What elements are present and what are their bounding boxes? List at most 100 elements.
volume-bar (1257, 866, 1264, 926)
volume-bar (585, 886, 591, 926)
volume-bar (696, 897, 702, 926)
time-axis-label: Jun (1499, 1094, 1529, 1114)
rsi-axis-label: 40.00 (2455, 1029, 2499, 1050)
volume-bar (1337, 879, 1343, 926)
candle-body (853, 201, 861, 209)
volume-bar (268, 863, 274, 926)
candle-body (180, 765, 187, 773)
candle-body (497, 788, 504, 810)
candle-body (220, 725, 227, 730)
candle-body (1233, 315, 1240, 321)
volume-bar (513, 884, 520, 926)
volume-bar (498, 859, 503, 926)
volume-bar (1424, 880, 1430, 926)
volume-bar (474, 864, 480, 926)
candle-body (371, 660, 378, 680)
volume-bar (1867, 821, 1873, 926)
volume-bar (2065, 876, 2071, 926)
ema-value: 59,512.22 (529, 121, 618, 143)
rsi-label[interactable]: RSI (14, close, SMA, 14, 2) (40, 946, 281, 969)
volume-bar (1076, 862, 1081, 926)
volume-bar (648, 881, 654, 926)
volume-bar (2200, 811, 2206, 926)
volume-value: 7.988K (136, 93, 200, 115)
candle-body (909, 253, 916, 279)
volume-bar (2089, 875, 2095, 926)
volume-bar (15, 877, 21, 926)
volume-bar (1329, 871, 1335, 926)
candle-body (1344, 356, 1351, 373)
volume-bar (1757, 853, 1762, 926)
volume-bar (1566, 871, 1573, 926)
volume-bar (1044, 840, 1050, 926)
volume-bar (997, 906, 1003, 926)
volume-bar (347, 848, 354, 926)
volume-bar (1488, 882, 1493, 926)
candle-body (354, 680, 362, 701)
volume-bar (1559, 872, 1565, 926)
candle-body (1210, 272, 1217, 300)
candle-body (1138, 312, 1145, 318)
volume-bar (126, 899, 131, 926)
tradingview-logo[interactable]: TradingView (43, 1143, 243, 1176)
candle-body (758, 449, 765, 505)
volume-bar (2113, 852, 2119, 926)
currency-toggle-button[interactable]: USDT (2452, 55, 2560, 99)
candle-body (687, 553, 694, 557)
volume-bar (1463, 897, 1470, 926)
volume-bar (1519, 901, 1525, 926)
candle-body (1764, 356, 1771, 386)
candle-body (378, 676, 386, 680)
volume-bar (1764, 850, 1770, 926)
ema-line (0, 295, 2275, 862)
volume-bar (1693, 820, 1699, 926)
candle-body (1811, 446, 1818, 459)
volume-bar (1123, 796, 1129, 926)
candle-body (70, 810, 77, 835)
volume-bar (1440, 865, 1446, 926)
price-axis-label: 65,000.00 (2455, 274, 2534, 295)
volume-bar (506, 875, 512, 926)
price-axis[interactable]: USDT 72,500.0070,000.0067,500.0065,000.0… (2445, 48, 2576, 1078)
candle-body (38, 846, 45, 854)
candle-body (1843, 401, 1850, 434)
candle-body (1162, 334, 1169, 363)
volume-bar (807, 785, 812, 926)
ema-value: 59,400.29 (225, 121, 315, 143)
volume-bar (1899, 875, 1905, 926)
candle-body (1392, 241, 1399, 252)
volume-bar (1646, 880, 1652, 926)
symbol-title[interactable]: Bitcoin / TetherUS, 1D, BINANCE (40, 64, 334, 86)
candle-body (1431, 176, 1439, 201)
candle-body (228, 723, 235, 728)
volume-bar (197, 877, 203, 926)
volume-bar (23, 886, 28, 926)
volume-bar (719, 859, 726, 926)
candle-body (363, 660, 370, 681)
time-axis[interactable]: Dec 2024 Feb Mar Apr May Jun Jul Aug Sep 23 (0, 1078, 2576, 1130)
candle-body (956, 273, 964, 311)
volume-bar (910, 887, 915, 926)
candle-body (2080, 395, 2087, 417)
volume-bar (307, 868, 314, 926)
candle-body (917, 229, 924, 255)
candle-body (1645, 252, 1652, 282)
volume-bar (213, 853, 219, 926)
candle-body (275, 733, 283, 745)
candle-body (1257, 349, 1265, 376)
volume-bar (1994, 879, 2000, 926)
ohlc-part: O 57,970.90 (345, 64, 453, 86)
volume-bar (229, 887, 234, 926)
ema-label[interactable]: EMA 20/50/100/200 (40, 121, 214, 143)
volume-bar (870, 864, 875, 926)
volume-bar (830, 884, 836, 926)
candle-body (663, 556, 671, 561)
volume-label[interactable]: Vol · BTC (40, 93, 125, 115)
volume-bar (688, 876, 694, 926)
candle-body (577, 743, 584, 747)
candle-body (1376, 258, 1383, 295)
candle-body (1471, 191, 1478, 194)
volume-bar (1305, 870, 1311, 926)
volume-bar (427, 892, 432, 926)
# # # #
§ **TASK PROMPT**
Reproduce the data above in full, swapping each occurrence of "candle-body" for "candlestick-body" and leaving everything else unchanged.

§ **EXERCISE RESPONSE**
What elements are present and what are their bounding boxes? List at most 100 elements.
volume-bar (1257, 866, 1264, 926)
volume-bar (585, 886, 591, 926)
volume-bar (696, 897, 702, 926)
time-axis-label: Jun (1499, 1094, 1529, 1114)
rsi-axis-label: 40.00 (2455, 1029, 2499, 1050)
volume-bar (1337, 879, 1343, 926)
candlestick-body (853, 201, 861, 209)
volume-bar (268, 863, 274, 926)
candlestick-body (180, 765, 187, 773)
candlestick-body (497, 788, 504, 810)
candlestick-body (220, 725, 227, 730)
candlestick-body (1233, 315, 1240, 321)
volume-bar (513, 884, 520, 926)
volume-bar (498, 859, 503, 926)
volume-bar (1424, 880, 1430, 926)
volume-bar (474, 864, 480, 926)
candlestick-body (371, 660, 378, 680)
volume-bar (1867, 821, 1873, 926)
volume-bar (2065, 876, 2071, 926)
ema-value: 59,512.22 (529, 121, 618, 143)
rsi-label[interactable]: RSI (14, close, SMA, 14, 2) (40, 946, 281, 969)
volume-bar (1076, 862, 1081, 926)
volume-bar (648, 881, 654, 926)
volume-bar (2200, 811, 2206, 926)
volume-value: 7.988K (136, 93, 200, 115)
candlestick-body (909, 253, 916, 279)
volume-bar (2089, 875, 2095, 926)
volume-bar (15, 877, 21, 926)
volume-bar (1329, 871, 1335, 926)
candlestick-body (1344, 356, 1351, 373)
volume-bar (1757, 853, 1762, 926)
volume-bar (1566, 871, 1573, 926)
volume-bar (1044, 840, 1050, 926)
volume-bar (997, 906, 1003, 926)
volume-bar (347, 848, 354, 926)
volume-bar (1488, 882, 1493, 926)
candlestick-body (354, 680, 362, 701)
volume-bar (1559, 872, 1565, 926)
candlestick-body (1210, 272, 1217, 300)
candlestick-body (1138, 312, 1145, 318)
volume-bar (126, 899, 131, 926)
tradingview-logo[interactable]: TradingView (43, 1143, 243, 1176)
candlestick-body (758, 449, 765, 505)
volume-bar (2113, 852, 2119, 926)
currency-toggle-button[interactable]: USDT (2452, 55, 2560, 99)
candlestick-body (687, 553, 694, 557)
volume-bar (1463, 897, 1470, 926)
volume-bar (1519, 901, 1525, 926)
candlestick-body (1764, 356, 1771, 386)
candlestick-body (378, 676, 386, 680)
volume-bar (1764, 850, 1770, 926)
ema-line (0, 295, 2275, 862)
volume-bar (1693, 820, 1699, 926)
candlestick-body (1811, 446, 1818, 459)
volume-bar (1123, 796, 1129, 926)
candlestick-body (70, 810, 77, 835)
volume-bar (1440, 865, 1446, 926)
price-axis-label: 65,000.00 (2455, 274, 2534, 295)
volume-bar (506, 875, 512, 926)
price-axis[interactable]: USDT 72,500.0070,000.0067,500.0065,000.0… (2445, 48, 2576, 1078)
candlestick-body (38, 846, 45, 854)
candlestick-body (1843, 401, 1850, 434)
candlestick-body (1162, 334, 1169, 363)
volume-bar (807, 785, 812, 926)
ema-value: 59,400.29 (225, 121, 315, 143)
volume-bar (1899, 875, 1905, 926)
candlestick-body (1392, 241, 1399, 252)
volume-bar (1646, 880, 1652, 926)
symbol-title[interactable]: Bitcoin / TetherUS, 1D, BINANCE (40, 64, 334, 86)
candlestick-body (1431, 176, 1439, 201)
candlestick-body (228, 723, 235, 728)
volume-bar (197, 877, 203, 926)
volume-bar (23, 886, 28, 926)
volume-bar (719, 859, 726, 926)
candlestick-body (363, 660, 370, 681)
time-axis[interactable]: Dec 2024 Feb Mar Apr May Jun Jul Aug Sep 23 (0, 1078, 2576, 1130)
candlestick-body (956, 273, 964, 311)
volume-bar (910, 887, 915, 926)
candlestick-body (2080, 395, 2087, 417)
volume-bar (307, 868, 314, 926)
candlestick-body (917, 229, 924, 255)
candlestick-body (1645, 252, 1652, 282)
volume-bar (213, 853, 219, 926)
candlestick-body (275, 733, 283, 745)
candlestick-body (1257, 349, 1265, 376)
volume-bar (1994, 879, 2000, 926)
ohlc-part: O 57,970.90 (345, 64, 453, 86)
volume-bar (229, 887, 234, 926)
ema-label[interactable]: EMA 20/50/100/200 (40, 121, 214, 143)
volume-bar (870, 864, 875, 926)
volume-bar (830, 884, 836, 926)
candlestick-body (663, 556, 671, 561)
volume-label[interactable]: Vol · BTC (40, 93, 125, 115)
volume-bar (688, 876, 694, 926)
candlestick-body (577, 743, 584, 747)
candlestick-body (1376, 258, 1383, 295)
candlestick-body (1471, 191, 1478, 194)
volume-bar (1305, 870, 1311, 926)
volume-bar (427, 892, 432, 926)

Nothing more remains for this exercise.